Goal: Wherever "Watt" appears in a line, list that line.

Raw records:
+--
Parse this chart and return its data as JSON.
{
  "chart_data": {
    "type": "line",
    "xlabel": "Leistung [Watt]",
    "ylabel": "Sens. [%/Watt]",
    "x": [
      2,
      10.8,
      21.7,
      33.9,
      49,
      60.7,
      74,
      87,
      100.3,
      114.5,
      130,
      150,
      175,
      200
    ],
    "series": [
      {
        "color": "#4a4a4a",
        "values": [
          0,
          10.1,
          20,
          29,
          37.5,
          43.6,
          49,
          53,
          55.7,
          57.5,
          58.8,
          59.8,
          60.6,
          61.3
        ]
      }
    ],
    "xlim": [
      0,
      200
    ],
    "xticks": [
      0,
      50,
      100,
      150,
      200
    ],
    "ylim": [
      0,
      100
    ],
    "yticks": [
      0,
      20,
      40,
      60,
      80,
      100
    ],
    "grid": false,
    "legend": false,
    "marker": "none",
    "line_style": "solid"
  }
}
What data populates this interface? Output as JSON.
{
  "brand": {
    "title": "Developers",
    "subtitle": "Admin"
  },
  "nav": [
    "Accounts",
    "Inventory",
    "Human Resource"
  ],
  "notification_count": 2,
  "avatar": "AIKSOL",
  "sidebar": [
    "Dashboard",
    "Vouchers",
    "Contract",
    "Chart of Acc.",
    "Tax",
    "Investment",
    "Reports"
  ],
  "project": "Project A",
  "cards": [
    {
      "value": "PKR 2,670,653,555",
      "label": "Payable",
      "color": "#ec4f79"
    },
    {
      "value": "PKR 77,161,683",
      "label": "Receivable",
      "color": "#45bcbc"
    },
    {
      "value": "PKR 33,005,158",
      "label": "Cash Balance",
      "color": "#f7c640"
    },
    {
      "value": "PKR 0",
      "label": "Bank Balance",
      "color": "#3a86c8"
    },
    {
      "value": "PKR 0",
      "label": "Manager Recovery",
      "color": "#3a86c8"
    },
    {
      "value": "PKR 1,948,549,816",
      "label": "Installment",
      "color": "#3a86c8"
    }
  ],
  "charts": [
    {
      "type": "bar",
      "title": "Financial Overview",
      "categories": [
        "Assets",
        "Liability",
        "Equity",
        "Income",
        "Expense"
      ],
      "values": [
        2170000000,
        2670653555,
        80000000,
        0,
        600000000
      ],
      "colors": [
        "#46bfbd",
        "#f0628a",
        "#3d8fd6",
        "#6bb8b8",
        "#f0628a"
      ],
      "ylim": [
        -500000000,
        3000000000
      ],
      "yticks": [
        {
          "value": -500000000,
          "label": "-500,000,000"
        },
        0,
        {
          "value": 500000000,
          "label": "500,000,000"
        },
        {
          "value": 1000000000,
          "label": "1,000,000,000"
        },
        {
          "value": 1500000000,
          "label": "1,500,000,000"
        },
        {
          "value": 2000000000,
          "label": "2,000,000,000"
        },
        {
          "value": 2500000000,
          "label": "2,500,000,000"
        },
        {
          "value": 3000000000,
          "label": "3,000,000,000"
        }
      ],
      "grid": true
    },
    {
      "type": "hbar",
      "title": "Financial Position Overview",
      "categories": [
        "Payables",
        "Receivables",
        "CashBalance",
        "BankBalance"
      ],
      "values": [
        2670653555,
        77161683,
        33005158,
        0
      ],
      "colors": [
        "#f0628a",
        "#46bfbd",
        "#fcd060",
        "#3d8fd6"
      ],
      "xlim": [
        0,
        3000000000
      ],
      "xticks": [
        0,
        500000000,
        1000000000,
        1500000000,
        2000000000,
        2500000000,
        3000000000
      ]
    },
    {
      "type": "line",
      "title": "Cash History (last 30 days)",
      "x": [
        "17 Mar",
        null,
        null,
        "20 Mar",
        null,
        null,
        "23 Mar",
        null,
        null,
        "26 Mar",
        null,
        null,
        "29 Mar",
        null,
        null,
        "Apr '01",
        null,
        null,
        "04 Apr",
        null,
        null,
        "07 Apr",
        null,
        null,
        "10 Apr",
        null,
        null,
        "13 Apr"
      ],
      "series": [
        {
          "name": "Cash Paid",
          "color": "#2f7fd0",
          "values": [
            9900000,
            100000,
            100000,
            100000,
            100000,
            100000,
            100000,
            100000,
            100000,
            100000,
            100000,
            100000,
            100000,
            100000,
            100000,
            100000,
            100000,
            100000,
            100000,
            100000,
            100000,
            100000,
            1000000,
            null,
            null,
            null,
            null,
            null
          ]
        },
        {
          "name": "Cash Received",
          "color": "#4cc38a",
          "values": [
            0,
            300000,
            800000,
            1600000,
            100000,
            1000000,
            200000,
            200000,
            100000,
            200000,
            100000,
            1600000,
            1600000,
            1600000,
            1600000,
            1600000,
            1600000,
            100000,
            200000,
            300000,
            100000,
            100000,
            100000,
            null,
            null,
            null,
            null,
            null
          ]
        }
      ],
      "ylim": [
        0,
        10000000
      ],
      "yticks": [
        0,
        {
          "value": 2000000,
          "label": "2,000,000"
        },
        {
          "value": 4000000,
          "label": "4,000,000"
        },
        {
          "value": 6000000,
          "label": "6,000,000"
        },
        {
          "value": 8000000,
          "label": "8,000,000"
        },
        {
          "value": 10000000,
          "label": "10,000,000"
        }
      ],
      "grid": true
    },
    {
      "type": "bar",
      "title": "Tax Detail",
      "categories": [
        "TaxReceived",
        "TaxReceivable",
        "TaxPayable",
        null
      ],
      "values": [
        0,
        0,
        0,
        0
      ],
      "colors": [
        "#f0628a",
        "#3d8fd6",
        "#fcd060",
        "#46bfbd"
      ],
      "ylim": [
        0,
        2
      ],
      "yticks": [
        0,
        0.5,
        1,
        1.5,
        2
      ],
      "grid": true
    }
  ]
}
+--
Written answer:
    "xlabel": "Leistung [Watt]",
    "ylabel": "Sens. [%/Watt]",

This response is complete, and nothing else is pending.